--- start of SUPPLIED MATERIAL ---

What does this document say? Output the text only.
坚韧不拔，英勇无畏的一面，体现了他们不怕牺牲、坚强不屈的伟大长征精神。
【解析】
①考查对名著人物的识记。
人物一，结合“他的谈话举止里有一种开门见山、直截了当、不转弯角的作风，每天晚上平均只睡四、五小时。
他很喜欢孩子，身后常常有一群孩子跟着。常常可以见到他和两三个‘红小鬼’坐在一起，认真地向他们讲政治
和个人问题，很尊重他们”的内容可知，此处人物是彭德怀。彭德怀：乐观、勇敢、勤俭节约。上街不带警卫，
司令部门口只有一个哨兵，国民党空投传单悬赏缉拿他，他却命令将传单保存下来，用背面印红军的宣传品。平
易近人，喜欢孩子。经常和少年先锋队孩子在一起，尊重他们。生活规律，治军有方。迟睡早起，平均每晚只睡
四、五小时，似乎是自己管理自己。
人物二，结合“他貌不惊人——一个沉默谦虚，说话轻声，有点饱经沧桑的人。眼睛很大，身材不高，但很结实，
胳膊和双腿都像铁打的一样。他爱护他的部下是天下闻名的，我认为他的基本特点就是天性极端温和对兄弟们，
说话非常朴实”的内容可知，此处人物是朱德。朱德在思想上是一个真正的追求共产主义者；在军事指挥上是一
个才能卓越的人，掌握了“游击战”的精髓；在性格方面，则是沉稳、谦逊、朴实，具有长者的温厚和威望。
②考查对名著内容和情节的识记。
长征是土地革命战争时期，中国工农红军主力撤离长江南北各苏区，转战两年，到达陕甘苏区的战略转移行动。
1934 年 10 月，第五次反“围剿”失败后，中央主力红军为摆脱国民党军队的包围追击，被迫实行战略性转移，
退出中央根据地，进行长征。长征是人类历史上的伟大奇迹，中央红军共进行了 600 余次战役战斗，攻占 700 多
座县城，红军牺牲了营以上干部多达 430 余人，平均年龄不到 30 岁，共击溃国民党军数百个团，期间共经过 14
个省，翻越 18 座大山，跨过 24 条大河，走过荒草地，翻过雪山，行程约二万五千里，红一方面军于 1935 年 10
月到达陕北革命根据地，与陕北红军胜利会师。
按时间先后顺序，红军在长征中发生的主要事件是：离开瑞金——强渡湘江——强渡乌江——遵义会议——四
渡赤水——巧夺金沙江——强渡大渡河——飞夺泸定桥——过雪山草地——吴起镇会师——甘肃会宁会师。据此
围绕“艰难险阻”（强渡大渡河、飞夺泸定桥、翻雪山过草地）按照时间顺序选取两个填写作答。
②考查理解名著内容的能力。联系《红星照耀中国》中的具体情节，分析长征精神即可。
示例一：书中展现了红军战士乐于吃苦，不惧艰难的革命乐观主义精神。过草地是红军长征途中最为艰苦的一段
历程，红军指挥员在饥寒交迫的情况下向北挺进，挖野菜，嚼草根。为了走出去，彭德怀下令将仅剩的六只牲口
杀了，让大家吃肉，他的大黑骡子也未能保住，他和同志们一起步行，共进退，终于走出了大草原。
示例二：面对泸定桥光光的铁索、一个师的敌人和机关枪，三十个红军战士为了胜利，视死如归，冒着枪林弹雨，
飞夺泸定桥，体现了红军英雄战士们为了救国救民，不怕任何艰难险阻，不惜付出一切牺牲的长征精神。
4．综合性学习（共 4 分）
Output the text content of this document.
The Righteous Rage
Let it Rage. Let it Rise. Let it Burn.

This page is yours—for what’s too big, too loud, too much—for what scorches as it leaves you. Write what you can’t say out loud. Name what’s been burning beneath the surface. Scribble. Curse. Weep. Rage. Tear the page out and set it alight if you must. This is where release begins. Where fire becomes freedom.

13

--- end of SUPPLIED MATERIAL ---

WHAT TO PRODUCE =>
The records above should be repeated in full, exactly as given.

ANSWER BELOW =>
What does this document say? Output the text only.
坚韧不拔，英勇无畏的一面，体现了他们不怕牺牲、坚强不屈的伟大长征精神。
【解析】
①考查对名著人物的识记。
人物一，结合“他的谈话举止里有一种开门见山、直截了当、不转弯角的作风，每天晚上平均只睡四、五小时。
他很喜欢孩子，身后常常有一群孩子跟着。常常可以见到他和两三个‘红小鬼’坐在一起，认真地向他们讲政治
和个人问题，很尊重他们”的内容可知，此处人物是彭德怀。彭德怀：乐观、勇敢、勤俭节约。上街不带警卫，
司令部门口只有一个哨兵，国民党空投传单悬赏缉拿他，他却命令将传单保存下来，用背面印红军的宣传品。平
易近人，喜欢孩子。经常和少年先锋队孩子在一起，尊重他们。生活规律，治军有方。迟睡早起，平均每晚只睡
四、五小时，似乎是自己管理自己。
人物二，结合“他貌不惊人——一个沉默谦虚，说话轻声，有点饱经沧桑的人。眼睛很大，身材不高，但很结实，
胳膊和双腿都像铁打的一样。他爱护他的部下是天下闻名的，我认为他的基本特点就是天性极端温和对兄弟们，
说话非常朴实”的内容可知，此处人物是朱德。朱德在思想上是一个真正的追求共产主义者；在军事指挥上是一
个才能卓越的人，掌握了“游击战”的精髓；在性格方面，则是沉稳、谦逊、朴实，具有长者的温厚和威望。
②考查对名著内容和情节的识记。
长征是土地革命战争时期，中国工农红军主力撤离长江南北各苏区，转战两年，到达陕甘苏区的战略转移行动。
1934 年 10 月，第五次反“围剿”失败后，中央主力红军为摆脱国民党军队的包围追击，被迫实行战略性转移，
退出中央根据地，进行长征。长征是人类历史上的伟大奇迹，中央红军共进行了 600 余次战役战斗，攻占 700 多
座县城，红军牺牲了营以上干部多达 430 余人，平均年龄不到 30 岁，共击溃国民党军数百个团，期间共经过 14
个省，翻越 18 座大山，跨过 24 条大河，走过荒草地，翻过雪山，行程约二万五千里，红一方面军于 1935 年 10
月到达陕北革命根据地，与陕北红军胜利会师。
按时间先后顺序，红军在长征中发生的主要事件是：离开瑞金——强渡湘江——强渡乌江——遵义会议——四
渡赤水——巧夺金沙江——强渡大渡河——飞夺泸定桥——过雪山草地——吴起镇会师——甘肃会宁会师。据此
围绕“艰难险阻”（强渡大渡河、飞夺泸定桥、翻雪山过草地）按照时间顺序选取两个填写作答。
②考查理解名著内容的能力。联系《红星照耀中国》中的具体情节，分析长征精神即可。
示例一：书中展现了红军战士乐于吃苦，不惧艰难的革命乐观主义精神。过草地是红军长征途中最为艰苦的一段
历程，红军指挥员在饥寒交迫的情况下向北挺进，挖野菜，嚼草根。为了走出去，彭德怀下令将仅剩的六只牲口
杀了，让大家吃肉，他的大黑骡子也未能保住，他和同志们一起步行，共进退，终于走出了大草原。
示例二：面对泸定桥光光的铁索、一个师的敌人和机关枪，三十个红军战士为了胜利，视死如归，冒着枪林弹雨，
飞夺泸定桥，体现了红军英雄战士们为了救国救民，不怕任何艰难险阻，不惜付出一切牺牲的长征精神。
4．综合性学习（共 4 分）
Output the text content of this document.
The Righteous Rage
Let it Rage. Let it Rise. Let it Burn.

This page is yours—for what’s too big, too loud, too much—for what scorches as it leaves you. Write what you can’t say out loud. Name what’s been burning beneath the surface. Scribble. Curse. Weep. Rage. Tear the page out and set it alight if you must. This is where release begins. Where fire becomes freedom.

13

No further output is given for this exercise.